### Region annotation listing:
■ ■ ■ ■ ■ ■ ■
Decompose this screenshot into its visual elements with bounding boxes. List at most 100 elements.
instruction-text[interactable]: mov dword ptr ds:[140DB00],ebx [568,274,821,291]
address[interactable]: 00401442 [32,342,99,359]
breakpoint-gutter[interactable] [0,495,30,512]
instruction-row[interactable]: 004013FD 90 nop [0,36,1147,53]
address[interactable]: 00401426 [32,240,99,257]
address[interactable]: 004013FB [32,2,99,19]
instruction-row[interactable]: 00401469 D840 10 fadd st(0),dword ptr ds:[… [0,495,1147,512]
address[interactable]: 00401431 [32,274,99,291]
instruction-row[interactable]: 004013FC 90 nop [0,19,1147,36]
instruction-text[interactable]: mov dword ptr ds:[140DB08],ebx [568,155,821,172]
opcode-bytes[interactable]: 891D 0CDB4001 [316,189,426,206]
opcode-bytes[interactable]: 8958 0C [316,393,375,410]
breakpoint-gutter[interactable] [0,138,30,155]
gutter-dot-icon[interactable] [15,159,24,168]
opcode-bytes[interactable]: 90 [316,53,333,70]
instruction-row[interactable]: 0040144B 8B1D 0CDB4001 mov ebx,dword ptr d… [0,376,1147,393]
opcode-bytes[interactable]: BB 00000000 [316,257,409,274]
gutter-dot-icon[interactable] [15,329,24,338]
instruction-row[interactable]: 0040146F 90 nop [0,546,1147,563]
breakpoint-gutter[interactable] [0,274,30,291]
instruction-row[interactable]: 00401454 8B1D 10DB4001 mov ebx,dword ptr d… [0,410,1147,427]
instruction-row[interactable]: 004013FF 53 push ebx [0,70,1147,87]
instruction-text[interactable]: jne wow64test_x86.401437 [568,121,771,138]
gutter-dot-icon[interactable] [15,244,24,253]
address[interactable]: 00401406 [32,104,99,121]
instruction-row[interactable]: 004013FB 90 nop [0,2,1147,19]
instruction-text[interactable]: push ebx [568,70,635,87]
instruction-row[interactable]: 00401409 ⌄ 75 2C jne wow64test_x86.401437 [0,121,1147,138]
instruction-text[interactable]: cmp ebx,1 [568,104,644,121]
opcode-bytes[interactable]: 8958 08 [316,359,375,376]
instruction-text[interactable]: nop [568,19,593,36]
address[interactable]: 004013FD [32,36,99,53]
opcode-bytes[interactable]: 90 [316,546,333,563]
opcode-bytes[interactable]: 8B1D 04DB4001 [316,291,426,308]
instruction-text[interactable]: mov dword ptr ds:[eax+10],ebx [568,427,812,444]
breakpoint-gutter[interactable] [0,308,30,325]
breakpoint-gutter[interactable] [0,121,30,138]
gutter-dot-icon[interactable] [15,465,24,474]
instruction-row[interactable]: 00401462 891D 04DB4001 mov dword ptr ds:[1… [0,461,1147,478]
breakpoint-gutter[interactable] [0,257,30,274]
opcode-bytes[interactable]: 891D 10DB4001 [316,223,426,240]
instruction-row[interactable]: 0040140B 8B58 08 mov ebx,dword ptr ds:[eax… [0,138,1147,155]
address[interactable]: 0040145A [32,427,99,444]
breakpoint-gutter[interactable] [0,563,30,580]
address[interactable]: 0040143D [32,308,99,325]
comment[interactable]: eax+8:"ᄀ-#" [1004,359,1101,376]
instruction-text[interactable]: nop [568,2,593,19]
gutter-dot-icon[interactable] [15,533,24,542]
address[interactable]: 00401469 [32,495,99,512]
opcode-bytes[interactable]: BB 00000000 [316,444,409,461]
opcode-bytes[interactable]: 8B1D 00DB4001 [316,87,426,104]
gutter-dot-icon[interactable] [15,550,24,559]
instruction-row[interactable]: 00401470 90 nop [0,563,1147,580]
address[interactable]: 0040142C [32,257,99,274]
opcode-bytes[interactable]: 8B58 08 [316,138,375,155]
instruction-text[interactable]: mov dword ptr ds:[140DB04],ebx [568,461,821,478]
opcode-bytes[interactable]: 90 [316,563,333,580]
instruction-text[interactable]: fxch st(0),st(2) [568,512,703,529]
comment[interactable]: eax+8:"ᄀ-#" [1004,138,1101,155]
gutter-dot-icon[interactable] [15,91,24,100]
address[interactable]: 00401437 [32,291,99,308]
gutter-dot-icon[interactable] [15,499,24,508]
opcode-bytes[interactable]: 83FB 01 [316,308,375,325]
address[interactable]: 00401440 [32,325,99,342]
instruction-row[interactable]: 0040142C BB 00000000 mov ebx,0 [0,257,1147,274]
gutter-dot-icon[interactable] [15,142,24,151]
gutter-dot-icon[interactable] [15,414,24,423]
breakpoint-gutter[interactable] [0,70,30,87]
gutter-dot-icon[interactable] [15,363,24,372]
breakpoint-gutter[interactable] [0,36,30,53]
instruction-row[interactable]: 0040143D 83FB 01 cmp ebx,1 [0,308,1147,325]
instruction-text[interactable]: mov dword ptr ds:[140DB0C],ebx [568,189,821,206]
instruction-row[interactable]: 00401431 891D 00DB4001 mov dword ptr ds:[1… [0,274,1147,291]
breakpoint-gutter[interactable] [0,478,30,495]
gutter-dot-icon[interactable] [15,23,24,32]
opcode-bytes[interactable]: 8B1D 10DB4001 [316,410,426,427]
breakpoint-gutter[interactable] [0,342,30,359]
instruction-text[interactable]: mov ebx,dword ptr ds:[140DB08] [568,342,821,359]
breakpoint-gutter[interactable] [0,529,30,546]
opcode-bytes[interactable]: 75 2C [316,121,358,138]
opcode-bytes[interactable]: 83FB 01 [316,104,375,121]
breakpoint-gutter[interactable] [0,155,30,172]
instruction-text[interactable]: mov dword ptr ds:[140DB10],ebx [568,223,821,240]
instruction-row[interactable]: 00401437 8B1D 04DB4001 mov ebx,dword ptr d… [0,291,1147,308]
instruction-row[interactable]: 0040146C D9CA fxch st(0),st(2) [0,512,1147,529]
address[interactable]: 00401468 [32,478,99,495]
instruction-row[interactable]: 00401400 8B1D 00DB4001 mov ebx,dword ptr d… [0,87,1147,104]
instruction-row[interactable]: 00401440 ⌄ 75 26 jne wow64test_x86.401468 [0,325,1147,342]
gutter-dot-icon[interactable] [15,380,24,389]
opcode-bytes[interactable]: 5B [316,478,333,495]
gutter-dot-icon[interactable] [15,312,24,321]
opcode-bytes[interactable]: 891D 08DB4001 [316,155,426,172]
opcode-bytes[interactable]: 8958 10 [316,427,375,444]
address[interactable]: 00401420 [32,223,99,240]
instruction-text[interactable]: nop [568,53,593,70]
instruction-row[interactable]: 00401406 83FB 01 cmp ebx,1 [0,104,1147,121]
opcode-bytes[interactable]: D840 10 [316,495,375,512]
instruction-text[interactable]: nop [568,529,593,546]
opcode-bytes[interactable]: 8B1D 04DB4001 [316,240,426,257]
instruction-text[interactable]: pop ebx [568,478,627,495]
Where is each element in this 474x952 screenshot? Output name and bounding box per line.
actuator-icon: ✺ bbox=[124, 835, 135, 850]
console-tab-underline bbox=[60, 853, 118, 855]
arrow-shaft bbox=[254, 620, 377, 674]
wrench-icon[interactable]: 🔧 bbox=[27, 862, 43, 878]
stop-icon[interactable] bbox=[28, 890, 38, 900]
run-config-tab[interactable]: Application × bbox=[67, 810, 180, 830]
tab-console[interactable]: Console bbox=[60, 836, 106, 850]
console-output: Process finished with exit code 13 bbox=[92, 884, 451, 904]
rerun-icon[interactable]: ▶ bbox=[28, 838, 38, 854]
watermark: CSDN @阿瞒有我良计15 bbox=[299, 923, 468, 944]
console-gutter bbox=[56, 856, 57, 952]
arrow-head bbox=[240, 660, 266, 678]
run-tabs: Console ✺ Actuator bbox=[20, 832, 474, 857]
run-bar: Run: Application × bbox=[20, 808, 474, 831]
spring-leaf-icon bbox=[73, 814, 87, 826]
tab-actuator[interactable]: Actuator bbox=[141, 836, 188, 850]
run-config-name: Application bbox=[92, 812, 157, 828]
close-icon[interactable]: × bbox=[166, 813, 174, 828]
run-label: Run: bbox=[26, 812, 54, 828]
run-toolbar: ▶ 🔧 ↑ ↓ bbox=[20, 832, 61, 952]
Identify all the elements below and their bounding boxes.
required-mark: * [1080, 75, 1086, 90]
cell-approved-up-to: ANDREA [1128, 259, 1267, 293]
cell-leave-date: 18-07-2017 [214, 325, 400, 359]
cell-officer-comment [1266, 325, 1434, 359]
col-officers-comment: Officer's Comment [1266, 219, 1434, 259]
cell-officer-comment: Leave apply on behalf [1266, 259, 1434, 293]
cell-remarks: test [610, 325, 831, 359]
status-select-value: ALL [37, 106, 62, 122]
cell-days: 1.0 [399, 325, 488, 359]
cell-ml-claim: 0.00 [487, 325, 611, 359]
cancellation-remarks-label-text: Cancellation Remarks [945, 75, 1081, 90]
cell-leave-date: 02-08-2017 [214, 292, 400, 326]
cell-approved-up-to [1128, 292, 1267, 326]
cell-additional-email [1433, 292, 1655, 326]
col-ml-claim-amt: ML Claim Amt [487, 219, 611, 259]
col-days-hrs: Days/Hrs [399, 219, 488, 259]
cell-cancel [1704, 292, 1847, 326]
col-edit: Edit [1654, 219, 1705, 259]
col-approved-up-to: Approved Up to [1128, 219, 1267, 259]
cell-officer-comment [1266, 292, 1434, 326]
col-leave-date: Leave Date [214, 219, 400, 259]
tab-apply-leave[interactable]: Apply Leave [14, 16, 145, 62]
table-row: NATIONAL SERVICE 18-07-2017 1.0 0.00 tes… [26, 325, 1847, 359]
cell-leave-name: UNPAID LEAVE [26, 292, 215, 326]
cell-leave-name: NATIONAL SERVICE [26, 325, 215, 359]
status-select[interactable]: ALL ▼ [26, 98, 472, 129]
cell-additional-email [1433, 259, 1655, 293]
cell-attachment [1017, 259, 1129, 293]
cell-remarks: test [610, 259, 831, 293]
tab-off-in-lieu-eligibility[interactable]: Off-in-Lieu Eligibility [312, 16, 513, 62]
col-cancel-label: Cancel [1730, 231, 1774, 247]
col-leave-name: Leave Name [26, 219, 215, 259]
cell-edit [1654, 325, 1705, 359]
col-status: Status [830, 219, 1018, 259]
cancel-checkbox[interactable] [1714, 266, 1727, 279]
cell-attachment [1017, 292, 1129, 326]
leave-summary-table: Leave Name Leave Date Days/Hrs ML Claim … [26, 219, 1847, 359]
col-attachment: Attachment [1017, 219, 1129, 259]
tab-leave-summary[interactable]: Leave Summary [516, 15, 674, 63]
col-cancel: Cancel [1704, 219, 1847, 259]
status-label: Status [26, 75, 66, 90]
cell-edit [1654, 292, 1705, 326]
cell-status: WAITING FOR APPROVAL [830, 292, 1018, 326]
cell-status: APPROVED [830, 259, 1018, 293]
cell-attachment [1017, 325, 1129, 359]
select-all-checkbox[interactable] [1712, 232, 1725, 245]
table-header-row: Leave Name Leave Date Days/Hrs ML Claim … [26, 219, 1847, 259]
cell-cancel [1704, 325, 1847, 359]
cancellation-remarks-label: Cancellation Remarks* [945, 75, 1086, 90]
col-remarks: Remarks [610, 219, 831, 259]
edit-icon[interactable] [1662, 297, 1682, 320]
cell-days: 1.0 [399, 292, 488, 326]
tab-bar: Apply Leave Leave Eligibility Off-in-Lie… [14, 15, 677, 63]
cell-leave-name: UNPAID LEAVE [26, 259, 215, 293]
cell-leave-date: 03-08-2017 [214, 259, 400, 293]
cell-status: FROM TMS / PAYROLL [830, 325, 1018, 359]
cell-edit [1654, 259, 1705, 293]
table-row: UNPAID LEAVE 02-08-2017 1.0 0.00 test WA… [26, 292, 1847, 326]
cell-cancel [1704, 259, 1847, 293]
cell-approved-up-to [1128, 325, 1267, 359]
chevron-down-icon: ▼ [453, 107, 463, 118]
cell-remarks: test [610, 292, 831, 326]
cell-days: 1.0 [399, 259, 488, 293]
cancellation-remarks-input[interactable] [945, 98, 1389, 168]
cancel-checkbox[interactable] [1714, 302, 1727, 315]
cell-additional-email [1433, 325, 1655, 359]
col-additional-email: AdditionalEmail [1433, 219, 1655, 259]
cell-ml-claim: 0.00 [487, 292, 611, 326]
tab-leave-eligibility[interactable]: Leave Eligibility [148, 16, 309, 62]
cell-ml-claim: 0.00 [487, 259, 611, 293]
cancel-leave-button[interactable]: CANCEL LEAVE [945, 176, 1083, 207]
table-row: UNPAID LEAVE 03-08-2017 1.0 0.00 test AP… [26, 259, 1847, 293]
■ ■ ■ ■ ■ ■ ■
### Direction:
Substitute "instruction-label" for "instruction-text" in the lines from the start of the listing through the line holding "address[interactable]: 004013FB [32,2,99,19]", inclusive. Reproduce only those lines and leave everything else in them unchanged.

### Final result:
Decompose this screenshot into its visual elements with bounding boxes. List at most 100 elements.
instruction-label[interactable]: mov dword ptr ds:[140DB00],ebx [568,274,821,291]
address[interactable]: 00401442 [32,342,99,359]
breakpoint-gutter[interactable] [0,495,30,512]
instruction-row[interactable]: 004013FD 90 nop [0,36,1147,53]
address[interactable]: 00401426 [32,240,99,257]
address[interactable]: 004013FB [32,2,99,19]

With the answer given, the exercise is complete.